If candidates hate Workday, if employees hate Workday, if HR people and managers processing and assessing those candidates and employees through Workday hate Workday — if Workday is the most annoying part of so many workers' workdays — how is Workday everywhere? How did a software provider so widely loathed become a mainstay of the modern workplace?
This is a saying in systems thinking: The purpose of a system is what it does (POSIWID), not what it fails to do. And the reality is that what Workday — and its many despised competitors — does for organizations is far more important than the anguish it causes everyone else.
In 1988, PeopleSoft, backed by IBM, built the first fully fledged Human Resources Information System. In 2004, Oracle acquired PeopleSoft for $10.3 billion. One of its founders, David Duffield, then started a new company that upgraded PeopleSoft's model to near limitless cloud-based storage — giving birth to Workday, the intractable nepo baby of HR software.
Workday is indifferent to our suffering in a job hunt, because we aren't Workday's clients, companies are. And these companies — from AT&T to Bank of America to Teladoc — have little incentive to care about your application experience, because if you didn't get the job, you're not their responsibility. For a company hiring and onboarding on a global scale, it is simply easier to screen fewer candidates if the result is still a single hire.
A search on a job board can return hundreds of listings for in-house Workday consultants: IT and engineering professionals hired to fix the software promising to fix processes.
For recruiters, Workday also lacks basic user-interface flexibility. When you promise ease-of-use and simplicity, you must deliver on the most basic user interactions. And yet: Sometimes searching for a candidate, or locating a candidate's status feels impossible. This happens outside of recruiting, too, where locating or attaching a boss's email to approve an expense sheet is complicated by the process, not streamlined. Bureaucratic hell is always about one person's ease coming at the cost of someone else's frustration, time wasted, and busy work. Workday makes no exceptions.
Workday touts its ability to track employee performance by collecting data and marking results, but it is employees who must spend time inputting this data. A creative director at a Fortune 500 company told me how in less than two years his company went "from annual reviews to twice-annual reviews to quarterly reviews to quarterly reviews plus separate twice-annual reviews." At each interval higher-ups pressed HR for more data, because they wanted what they'd paid for with Workday: more work product. With a press of a button, HR could provide that, but the entire company suffered thousands more hours of busy work. Automation made it too easy to do too much. (Workday's "customers choose the frequency at which they conduct reviews, not Workday," said the spokesperson.)

Exercise prompt:
Repeat word for word the part of the Workday text above starting with "For recruiters, Workday" and going on through "makes no exceptions.".

Recorded data:
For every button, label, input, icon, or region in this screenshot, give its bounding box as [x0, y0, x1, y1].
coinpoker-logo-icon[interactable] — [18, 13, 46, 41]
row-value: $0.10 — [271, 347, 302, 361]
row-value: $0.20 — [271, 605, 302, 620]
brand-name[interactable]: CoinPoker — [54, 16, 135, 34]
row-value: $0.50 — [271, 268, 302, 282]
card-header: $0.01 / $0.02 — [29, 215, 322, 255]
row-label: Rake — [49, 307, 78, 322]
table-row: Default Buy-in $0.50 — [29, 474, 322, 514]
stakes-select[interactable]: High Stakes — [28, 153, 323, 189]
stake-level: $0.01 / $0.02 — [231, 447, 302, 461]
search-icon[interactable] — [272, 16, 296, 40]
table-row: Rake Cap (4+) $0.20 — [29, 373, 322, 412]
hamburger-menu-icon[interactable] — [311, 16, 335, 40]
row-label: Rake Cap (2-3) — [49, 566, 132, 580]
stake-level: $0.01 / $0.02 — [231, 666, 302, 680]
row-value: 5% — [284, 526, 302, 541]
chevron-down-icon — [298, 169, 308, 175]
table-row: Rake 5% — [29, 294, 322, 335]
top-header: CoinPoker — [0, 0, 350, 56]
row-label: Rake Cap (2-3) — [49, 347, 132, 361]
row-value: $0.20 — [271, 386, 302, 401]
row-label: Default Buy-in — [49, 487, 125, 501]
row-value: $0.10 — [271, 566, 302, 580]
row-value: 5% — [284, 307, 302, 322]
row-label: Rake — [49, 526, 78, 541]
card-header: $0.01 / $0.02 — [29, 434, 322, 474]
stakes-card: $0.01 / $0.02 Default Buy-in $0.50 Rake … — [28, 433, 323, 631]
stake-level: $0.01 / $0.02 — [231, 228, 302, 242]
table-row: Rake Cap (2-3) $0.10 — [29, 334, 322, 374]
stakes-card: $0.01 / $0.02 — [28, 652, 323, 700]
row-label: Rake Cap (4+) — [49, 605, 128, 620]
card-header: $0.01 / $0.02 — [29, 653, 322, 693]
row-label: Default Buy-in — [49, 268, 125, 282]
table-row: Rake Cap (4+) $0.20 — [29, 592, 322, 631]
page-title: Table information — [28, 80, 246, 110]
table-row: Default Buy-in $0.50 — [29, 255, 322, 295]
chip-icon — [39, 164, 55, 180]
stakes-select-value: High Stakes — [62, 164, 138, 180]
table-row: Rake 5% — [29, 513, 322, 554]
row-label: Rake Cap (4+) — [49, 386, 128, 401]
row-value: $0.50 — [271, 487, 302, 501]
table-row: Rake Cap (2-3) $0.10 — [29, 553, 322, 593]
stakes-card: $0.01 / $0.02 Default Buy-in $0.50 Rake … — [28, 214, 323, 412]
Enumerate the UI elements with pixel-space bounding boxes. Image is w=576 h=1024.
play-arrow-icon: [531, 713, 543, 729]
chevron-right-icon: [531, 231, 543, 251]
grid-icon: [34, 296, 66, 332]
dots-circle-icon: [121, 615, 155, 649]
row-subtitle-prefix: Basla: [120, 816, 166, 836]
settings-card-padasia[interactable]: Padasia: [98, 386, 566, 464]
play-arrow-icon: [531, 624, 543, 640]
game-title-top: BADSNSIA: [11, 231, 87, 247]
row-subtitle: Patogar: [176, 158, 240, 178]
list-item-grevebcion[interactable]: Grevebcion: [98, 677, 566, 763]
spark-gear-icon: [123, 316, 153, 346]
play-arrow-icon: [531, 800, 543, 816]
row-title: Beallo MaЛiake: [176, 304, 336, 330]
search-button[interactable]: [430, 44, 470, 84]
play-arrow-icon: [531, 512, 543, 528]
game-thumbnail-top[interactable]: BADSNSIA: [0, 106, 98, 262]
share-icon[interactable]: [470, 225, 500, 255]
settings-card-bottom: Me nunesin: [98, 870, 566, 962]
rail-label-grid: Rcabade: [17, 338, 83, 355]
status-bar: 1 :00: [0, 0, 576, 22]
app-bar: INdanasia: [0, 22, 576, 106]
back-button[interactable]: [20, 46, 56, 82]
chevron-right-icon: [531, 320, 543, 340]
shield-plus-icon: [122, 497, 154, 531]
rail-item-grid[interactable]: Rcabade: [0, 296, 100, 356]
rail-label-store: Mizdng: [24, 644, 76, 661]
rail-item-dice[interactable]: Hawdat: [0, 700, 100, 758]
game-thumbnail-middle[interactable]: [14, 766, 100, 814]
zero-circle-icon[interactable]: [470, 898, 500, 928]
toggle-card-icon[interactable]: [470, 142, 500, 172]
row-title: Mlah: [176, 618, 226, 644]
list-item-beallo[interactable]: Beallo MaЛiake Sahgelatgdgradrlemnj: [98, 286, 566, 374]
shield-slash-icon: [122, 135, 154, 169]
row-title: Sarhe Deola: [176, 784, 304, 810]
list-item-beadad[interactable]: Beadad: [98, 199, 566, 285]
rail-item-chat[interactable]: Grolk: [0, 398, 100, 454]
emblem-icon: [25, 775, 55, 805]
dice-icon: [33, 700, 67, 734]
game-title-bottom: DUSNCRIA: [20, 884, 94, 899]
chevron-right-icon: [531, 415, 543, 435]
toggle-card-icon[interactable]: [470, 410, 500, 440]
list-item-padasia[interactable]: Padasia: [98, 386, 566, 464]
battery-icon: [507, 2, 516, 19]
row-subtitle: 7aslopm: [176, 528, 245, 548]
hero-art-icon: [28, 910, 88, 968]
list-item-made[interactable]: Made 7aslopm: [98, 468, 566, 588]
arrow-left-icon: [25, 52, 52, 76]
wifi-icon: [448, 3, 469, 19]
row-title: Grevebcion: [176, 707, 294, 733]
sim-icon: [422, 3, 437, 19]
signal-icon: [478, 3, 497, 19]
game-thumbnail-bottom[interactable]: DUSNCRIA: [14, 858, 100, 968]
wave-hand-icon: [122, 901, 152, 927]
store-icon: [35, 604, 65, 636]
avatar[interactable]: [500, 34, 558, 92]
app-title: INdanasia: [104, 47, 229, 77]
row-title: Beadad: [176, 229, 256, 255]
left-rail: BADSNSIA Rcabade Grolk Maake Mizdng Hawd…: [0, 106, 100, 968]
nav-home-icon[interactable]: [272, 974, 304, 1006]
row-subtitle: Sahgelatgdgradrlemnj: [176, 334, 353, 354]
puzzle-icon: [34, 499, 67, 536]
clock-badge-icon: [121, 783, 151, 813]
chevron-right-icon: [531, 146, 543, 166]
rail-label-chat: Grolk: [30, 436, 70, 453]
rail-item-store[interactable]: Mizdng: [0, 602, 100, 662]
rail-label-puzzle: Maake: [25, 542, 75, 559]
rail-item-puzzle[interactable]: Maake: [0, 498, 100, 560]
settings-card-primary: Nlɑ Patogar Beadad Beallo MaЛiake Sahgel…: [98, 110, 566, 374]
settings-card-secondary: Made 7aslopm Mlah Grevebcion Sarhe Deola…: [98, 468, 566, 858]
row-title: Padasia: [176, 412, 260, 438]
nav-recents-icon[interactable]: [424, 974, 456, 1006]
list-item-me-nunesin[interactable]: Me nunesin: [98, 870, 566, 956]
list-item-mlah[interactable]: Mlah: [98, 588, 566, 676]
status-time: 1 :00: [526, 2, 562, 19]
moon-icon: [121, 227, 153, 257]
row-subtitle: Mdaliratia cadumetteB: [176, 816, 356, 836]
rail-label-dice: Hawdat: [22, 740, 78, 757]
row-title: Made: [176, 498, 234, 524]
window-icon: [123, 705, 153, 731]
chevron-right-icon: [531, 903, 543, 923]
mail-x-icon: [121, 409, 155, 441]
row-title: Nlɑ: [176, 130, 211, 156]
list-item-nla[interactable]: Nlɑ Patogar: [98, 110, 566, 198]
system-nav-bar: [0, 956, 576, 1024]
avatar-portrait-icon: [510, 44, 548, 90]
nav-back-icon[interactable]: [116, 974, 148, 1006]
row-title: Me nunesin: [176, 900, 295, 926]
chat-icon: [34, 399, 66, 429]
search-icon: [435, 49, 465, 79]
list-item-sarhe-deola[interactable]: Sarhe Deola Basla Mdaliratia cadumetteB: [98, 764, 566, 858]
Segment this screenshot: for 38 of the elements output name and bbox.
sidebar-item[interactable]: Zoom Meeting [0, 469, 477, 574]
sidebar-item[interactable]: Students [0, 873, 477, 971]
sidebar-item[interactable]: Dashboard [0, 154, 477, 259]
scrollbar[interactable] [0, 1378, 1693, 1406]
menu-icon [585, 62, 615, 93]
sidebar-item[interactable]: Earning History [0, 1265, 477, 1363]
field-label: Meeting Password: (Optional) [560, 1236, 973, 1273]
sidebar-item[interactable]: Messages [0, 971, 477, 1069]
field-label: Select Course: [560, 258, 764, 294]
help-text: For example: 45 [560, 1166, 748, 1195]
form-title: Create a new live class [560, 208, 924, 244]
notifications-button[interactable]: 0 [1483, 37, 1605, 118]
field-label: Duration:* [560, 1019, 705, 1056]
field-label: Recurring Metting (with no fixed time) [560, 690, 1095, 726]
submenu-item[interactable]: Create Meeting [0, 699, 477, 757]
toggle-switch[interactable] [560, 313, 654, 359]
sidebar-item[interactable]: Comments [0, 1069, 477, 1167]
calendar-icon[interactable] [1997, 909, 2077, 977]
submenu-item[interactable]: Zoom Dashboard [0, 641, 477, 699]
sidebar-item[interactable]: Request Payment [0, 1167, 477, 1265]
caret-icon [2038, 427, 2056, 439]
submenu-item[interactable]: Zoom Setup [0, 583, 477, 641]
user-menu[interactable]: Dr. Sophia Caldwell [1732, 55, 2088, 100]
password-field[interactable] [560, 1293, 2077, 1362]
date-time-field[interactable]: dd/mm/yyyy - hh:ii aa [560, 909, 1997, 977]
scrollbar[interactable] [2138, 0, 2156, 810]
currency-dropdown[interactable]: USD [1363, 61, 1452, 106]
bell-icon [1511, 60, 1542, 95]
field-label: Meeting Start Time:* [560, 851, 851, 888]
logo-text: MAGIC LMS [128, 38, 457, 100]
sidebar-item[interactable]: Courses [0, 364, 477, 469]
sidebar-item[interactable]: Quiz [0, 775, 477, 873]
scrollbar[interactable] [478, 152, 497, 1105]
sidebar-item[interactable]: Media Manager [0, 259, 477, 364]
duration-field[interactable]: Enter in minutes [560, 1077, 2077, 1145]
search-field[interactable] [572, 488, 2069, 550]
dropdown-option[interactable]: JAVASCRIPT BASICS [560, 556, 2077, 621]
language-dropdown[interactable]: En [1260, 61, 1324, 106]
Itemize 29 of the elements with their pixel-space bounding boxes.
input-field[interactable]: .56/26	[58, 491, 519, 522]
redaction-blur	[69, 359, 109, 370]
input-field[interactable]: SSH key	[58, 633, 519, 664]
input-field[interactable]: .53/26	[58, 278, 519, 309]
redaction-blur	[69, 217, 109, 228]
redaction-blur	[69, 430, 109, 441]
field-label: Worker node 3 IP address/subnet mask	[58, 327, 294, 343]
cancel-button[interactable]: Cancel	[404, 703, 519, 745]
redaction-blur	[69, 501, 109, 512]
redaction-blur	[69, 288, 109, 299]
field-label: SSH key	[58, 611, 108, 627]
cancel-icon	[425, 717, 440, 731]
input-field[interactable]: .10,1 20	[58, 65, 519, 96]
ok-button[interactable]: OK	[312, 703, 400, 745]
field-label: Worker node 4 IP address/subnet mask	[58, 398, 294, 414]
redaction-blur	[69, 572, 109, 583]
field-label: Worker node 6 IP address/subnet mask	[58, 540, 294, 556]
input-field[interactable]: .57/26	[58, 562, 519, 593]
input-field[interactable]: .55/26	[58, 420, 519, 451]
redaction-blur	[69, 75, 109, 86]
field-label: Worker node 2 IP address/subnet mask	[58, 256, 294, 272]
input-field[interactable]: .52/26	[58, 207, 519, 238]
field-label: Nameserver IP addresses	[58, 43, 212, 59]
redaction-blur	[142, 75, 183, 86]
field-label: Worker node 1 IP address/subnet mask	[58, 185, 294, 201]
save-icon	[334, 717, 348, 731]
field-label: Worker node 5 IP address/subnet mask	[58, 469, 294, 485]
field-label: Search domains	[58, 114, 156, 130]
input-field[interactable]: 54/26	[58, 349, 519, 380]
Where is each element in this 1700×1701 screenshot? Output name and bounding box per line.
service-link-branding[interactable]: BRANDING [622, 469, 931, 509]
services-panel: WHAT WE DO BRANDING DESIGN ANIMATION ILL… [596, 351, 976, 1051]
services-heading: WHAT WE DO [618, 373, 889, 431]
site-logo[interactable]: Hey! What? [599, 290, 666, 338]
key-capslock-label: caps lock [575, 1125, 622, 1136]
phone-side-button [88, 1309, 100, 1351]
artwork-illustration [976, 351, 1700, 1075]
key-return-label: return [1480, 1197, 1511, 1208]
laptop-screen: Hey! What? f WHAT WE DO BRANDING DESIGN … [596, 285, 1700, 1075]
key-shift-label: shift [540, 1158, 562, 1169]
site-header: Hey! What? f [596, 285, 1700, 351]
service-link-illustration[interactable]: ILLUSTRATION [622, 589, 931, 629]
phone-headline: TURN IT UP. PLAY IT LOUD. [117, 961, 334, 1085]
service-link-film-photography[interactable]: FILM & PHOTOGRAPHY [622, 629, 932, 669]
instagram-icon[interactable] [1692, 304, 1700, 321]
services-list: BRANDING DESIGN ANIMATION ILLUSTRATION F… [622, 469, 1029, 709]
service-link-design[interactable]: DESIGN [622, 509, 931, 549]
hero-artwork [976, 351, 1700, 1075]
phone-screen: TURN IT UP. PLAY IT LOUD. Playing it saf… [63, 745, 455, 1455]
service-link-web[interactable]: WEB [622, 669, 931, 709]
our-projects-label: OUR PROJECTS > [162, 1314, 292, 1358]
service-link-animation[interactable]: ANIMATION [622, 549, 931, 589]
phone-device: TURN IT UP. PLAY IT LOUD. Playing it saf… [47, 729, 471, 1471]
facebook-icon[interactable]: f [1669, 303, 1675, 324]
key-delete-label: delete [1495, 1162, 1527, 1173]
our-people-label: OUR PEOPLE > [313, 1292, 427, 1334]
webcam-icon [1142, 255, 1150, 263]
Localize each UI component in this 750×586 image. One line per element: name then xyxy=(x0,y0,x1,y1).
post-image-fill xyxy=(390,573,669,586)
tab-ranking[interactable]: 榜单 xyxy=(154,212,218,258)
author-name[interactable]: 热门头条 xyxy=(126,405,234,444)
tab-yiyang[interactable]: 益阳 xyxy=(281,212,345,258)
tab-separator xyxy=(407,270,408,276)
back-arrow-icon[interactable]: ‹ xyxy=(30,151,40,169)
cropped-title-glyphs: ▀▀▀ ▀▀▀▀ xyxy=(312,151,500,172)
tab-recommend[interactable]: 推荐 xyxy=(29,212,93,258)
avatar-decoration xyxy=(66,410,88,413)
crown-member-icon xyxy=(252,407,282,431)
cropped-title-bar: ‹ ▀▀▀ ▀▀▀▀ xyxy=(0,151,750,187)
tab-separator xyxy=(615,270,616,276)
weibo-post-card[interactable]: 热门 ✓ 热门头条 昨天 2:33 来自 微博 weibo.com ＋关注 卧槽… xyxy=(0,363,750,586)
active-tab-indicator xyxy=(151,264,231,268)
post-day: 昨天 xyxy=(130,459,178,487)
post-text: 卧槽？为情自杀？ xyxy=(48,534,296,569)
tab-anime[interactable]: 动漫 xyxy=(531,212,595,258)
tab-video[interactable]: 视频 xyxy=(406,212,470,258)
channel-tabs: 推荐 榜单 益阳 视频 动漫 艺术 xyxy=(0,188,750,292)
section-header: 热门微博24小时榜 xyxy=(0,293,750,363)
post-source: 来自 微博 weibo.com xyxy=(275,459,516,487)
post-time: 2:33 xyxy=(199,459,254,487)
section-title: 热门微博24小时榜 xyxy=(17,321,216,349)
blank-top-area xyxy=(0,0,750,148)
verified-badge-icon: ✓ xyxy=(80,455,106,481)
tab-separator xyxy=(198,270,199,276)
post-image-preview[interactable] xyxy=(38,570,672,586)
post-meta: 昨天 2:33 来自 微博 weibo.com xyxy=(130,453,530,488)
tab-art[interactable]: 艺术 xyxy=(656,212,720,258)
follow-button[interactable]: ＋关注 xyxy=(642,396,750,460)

Task output:
For recruiters, Workday also lacks basic user-interface flexibility. When you promise ease-of-use and simplicity, you must deliver on the most basic user interactions. And yet: Sometimes searching for a candidate, or locating a candidate's status feels impossible. This happens outside of recruiting, too, where locating or attaching a boss's email to approve an expense sheet is complicated by the process, not streamlined. Bureaucratic hell is always about one person's ease coming at the cost of someone else's frustration, time wasted, and busy work. Workday makes no exceptions.